-- start --

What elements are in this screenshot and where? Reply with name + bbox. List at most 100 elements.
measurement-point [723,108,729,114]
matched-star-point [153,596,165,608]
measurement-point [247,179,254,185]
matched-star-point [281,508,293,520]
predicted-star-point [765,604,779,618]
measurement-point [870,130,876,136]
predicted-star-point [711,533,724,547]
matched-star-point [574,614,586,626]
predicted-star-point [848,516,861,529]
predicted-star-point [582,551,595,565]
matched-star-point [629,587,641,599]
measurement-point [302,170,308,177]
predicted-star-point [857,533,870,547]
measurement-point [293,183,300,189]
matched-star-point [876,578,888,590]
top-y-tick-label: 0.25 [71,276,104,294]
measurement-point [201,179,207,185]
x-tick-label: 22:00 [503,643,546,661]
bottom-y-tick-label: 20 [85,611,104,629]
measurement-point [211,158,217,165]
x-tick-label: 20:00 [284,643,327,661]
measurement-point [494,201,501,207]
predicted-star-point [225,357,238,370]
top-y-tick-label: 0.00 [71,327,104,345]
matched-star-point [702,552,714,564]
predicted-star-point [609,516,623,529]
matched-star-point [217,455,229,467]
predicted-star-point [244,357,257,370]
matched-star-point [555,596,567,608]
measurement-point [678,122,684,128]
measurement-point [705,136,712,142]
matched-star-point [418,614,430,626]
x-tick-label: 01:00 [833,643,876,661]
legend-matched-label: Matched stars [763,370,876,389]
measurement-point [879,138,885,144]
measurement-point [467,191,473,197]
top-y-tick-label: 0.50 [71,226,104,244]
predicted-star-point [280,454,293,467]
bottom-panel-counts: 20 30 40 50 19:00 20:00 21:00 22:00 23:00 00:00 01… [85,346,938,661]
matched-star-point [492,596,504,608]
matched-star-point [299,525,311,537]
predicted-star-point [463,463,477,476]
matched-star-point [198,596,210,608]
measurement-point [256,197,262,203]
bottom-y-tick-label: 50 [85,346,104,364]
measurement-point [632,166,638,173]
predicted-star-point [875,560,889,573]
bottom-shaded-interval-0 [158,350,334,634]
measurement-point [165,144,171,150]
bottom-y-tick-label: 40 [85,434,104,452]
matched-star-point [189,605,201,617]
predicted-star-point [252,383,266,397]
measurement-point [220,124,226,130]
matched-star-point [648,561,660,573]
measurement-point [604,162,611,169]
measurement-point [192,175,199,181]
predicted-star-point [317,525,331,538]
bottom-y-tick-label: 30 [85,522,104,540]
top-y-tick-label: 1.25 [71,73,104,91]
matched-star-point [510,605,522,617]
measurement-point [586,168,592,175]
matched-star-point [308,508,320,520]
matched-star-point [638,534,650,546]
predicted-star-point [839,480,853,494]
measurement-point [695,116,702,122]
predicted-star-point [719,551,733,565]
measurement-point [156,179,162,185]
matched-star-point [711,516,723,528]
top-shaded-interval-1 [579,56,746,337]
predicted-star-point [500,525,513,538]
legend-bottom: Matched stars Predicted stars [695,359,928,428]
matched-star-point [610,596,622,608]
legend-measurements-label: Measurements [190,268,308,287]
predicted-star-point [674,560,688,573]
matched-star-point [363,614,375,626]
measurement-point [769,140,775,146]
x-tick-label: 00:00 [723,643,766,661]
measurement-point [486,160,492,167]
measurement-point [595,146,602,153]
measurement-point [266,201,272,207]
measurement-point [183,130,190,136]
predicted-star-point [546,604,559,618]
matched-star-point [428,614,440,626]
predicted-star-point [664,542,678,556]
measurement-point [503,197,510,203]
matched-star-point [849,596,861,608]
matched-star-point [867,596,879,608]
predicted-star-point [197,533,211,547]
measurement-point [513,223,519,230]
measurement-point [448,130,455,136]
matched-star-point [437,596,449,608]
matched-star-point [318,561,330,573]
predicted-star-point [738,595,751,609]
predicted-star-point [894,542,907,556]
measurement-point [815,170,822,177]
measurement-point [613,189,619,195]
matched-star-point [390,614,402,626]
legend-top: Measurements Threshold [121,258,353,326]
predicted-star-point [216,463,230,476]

-- end --

* REQUIREMENT: Copy out the data word for word, from its first line through the line containing "predicted-star-point [280,454,293,467]".

* SOLUTION TO THIS TASK:
What elements are in this screenshot and where? Reply with name + bbox. List at most 100 elements.
measurement-point [723,108,729,114]
matched-star-point [153,596,165,608]
measurement-point [247,179,254,185]
matched-star-point [281,508,293,520]
predicted-star-point [765,604,779,618]
measurement-point [870,130,876,136]
predicted-star-point [711,533,724,547]
matched-star-point [574,614,586,626]
predicted-star-point [848,516,861,529]
predicted-star-point [582,551,595,565]
matched-star-point [629,587,641,599]
measurement-point [302,170,308,177]
predicted-star-point [857,533,870,547]
measurement-point [293,183,300,189]
matched-star-point [876,578,888,590]
top-y-tick-label: 0.25 [71,276,104,294]
measurement-point [201,179,207,185]
x-tick-label: 22:00 [503,643,546,661]
bottom-y-tick-label: 20 [85,611,104,629]
measurement-point [211,158,217,165]
x-tick-label: 20:00 [284,643,327,661]
measurement-point [494,201,501,207]
predicted-star-point [225,357,238,370]
top-y-tick-label: 0.00 [71,327,104,345]
matched-star-point [702,552,714,564]
predicted-star-point [609,516,623,529]
matched-star-point [217,455,229,467]
predicted-star-point [244,357,257,370]
matched-star-point [555,596,567,608]
measurement-point [678,122,684,128]
measurement-point [705,136,712,142]
matched-star-point [418,614,430,626]
x-tick-label: 01:00 [833,643,876,661]
legend-matched-label: Matched stars [763,370,876,389]
measurement-point [879,138,885,144]
measurement-point [467,191,473,197]
top-y-tick-label: 0.50 [71,226,104,244]
predicted-star-point [280,454,293,467]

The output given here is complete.